Layout coordinate data
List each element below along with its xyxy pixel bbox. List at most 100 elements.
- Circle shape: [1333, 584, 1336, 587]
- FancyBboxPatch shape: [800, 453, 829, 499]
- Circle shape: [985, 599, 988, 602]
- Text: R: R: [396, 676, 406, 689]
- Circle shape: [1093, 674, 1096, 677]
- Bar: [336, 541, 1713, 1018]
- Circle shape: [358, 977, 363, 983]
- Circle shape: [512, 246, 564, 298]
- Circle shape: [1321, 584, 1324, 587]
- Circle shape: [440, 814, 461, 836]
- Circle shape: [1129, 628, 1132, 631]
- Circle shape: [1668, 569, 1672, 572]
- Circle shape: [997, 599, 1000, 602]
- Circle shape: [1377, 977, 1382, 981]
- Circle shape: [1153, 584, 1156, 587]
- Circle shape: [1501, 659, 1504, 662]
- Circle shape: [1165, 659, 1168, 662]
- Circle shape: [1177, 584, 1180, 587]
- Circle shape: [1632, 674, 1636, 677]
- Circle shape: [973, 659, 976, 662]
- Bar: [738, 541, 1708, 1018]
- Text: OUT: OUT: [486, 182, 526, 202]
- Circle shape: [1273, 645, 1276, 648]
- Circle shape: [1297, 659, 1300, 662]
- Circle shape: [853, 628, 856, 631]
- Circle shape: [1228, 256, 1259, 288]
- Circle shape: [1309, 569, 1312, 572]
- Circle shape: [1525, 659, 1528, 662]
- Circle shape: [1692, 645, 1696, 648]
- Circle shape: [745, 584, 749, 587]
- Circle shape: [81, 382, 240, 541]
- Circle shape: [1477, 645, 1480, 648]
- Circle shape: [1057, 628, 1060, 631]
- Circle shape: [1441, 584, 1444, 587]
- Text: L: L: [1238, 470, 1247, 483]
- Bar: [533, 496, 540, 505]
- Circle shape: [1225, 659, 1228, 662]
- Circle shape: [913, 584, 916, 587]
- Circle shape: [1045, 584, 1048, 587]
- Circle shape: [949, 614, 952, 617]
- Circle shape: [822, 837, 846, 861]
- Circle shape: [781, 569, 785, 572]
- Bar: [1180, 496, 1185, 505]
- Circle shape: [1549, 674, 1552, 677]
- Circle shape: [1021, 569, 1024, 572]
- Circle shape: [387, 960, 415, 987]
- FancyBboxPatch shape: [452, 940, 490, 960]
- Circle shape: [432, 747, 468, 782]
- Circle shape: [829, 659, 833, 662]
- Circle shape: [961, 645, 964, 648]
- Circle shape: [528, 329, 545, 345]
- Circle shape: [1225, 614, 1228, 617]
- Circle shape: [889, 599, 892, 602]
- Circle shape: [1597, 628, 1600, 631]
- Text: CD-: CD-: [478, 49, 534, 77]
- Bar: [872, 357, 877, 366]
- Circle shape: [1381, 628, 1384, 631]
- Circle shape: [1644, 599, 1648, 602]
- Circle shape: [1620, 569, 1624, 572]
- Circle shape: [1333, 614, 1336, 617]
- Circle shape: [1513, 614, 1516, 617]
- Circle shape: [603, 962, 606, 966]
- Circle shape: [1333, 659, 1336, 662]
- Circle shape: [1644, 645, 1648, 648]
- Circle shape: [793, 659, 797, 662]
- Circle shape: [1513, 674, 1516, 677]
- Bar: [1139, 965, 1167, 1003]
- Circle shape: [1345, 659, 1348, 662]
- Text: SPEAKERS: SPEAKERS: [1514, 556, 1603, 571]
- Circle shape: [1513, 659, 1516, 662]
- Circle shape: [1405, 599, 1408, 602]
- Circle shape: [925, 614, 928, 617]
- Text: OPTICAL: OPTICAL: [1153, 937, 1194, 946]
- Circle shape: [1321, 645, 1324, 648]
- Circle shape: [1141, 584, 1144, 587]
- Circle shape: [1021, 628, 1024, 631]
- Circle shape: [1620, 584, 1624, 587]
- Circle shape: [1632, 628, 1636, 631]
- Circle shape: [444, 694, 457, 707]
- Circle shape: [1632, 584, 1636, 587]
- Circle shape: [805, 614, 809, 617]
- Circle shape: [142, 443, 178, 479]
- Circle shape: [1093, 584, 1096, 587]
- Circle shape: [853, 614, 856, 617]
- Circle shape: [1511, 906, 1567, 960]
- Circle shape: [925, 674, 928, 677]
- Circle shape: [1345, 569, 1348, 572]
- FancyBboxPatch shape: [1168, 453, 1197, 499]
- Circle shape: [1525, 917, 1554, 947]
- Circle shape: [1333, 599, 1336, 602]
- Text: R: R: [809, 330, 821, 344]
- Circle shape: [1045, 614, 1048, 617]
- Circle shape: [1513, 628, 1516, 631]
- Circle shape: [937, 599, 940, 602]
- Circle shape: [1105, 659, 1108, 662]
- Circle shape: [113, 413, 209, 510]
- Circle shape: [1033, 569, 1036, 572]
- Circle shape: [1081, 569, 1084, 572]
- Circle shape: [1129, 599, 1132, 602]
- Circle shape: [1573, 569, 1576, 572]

STATED PROBLEM: Output all the entries above as a numbered list, leaving out any blank lines.

EXPECTED ANSWER:
1. List each element below along with its xyxy pixel bbox. List at most 100 elements.
2. - Circle shape: [1333, 584, 1336, 587]
3. - FancyBboxPatch shape: [800, 453, 829, 499]
4. - Circle shape: [985, 599, 988, 602]
5. - Text: R: R: [396, 676, 406, 689]
6. - Circle shape: [1093, 674, 1096, 677]
7. - Bar: [336, 541, 1713, 1018]
8. - Circle shape: [358, 977, 363, 983]
9. - Circle shape: [512, 246, 564, 298]
10. - Circle shape: [1321, 584, 1324, 587]
11. - Circle shape: [440, 814, 461, 836]
12. - Circle shape: [1129, 628, 1132, 631]
13. - Circle shape: [1668, 569, 1672, 572]
14. - Circle shape: [997, 599, 1000, 602]
15. - Circle shape: [1377, 977, 1382, 981]
16. - Circle shape: [1153, 584, 1156, 587]
17. - Circle shape: [1501, 659, 1504, 662]
18. - Circle shape: [1165, 659, 1168, 662]
19. - Circle shape: [1177, 584, 1180, 587]
20. - Circle shape: [1632, 674, 1636, 677]
21. - Circle shape: [973, 659, 976, 662]
22. - Bar: [738, 541, 1708, 1018]
23. - Text: OUT: OUT: [486, 182, 526, 202]
24. - Circle shape: [1273, 645, 1276, 648]
25. - Circle shape: [1297, 659, 1300, 662]
26. - Circle shape: [853, 628, 856, 631]
27. - Circle shape: [1228, 256, 1259, 288]
28. - Circle shape: [1309, 569, 1312, 572]
29. - Circle shape: [1525, 659, 1528, 662]
30. - Circle shape: [1692, 645, 1696, 648]
31. - Circle shape: [745, 584, 749, 587]
32. - Circle shape: [81, 382, 240, 541]
33. - Circle shape: [1477, 645, 1480, 648]
34. - Circle shape: [1057, 628, 1060, 631]
35. - Circle shape: [1441, 584, 1444, 587]
36. - Text: L: L: [1238, 470, 1247, 483]
37. - Bar: [533, 496, 540, 505]
38. - Circle shape: [1225, 659, 1228, 662]
39. - Circle shape: [913, 584, 916, 587]
40. - Circle shape: [1045, 584, 1048, 587]
41. - Circle shape: [949, 614, 952, 617]
42. - Circle shape: [822, 837, 846, 861]
43. - Circle shape: [781, 569, 785, 572]
44. - Bar: [1180, 496, 1185, 505]
45. - Circle shape: [1549, 674, 1552, 677]
46. - Circle shape: [1021, 569, 1024, 572]
47. - Circle shape: [387, 960, 415, 987]
48. - FancyBboxPatch shape: [452, 940, 490, 960]
49. - Circle shape: [432, 747, 468, 782]
50. - Circle shape: [829, 659, 833, 662]
51. - Circle shape: [961, 645, 964, 648]
52. - Circle shape: [528, 329, 545, 345]
53. - Circle shape: [1225, 614, 1228, 617]
54. - Circle shape: [889, 599, 892, 602]
55. - Circle shape: [1597, 628, 1600, 631]
56. - Text: CD-: CD-: [478, 49, 534, 77]
57. - Bar: [872, 357, 877, 366]
58. - Circle shape: [1381, 628, 1384, 631]
59. - Circle shape: [1644, 599, 1648, 602]
60. - Circle shape: [1620, 569, 1624, 572]
61. - Circle shape: [1333, 614, 1336, 617]
62. - Circle shape: [1513, 614, 1516, 617]
63. - Circle shape: [603, 962, 606, 966]
64. - Circle shape: [1333, 659, 1336, 662]
65. - Circle shape: [1644, 645, 1648, 648]
66. - Circle shape: [793, 659, 797, 662]
67. - Circle shape: [1513, 674, 1516, 677]
68. - Bar: [1139, 965, 1167, 1003]
69. - Circle shape: [1345, 659, 1348, 662]
70. - Text: SPEAKERS: SPEAKERS: [1514, 556, 1603, 571]
71. - Circle shape: [1513, 659, 1516, 662]
72. - Circle shape: [1405, 599, 1408, 602]
73. - Circle shape: [925, 614, 928, 617]
74. - Text: OPTICAL: OPTICAL: [1153, 937, 1194, 946]
75. - Circle shape: [1321, 645, 1324, 648]
76. - Circle shape: [1141, 584, 1144, 587]
77. - Circle shape: [1021, 628, 1024, 631]
78. - Circle shape: [1620, 584, 1624, 587]
79. - Circle shape: [1632, 628, 1636, 631]
80. - Circle shape: [444, 694, 457, 707]
81. - Circle shape: [1632, 584, 1636, 587]
82. - Circle shape: [805, 614, 809, 617]
83. - Circle shape: [142, 443, 178, 479]
84. - Circle shape: [1093, 584, 1096, 587]
85. - Circle shape: [853, 614, 856, 617]
86. - Circle shape: [1511, 906, 1567, 960]
87. - Circle shape: [925, 674, 928, 677]
88. - Circle shape: [1345, 569, 1348, 572]
89. - FancyBboxPatch shape: [1168, 453, 1197, 499]
90. - Circle shape: [1525, 917, 1554, 947]
91. - Circle shape: [1333, 599, 1336, 602]
92. - Text: R: R: [809, 330, 821, 344]
93. - Circle shape: [1045, 614, 1048, 617]
94. - Circle shape: [1513, 628, 1516, 631]
95. - Circle shape: [937, 599, 940, 602]
96. - Circle shape: [1105, 659, 1108, 662]
97. - Circle shape: [113, 413, 209, 510]
98. - Circle shape: [1033, 569, 1036, 572]
99. - Circle shape: [1081, 569, 1084, 572]
100. - Circle shape: [1129, 599, 1132, 602]
101. - Circle shape: [1573, 569, 1576, 572]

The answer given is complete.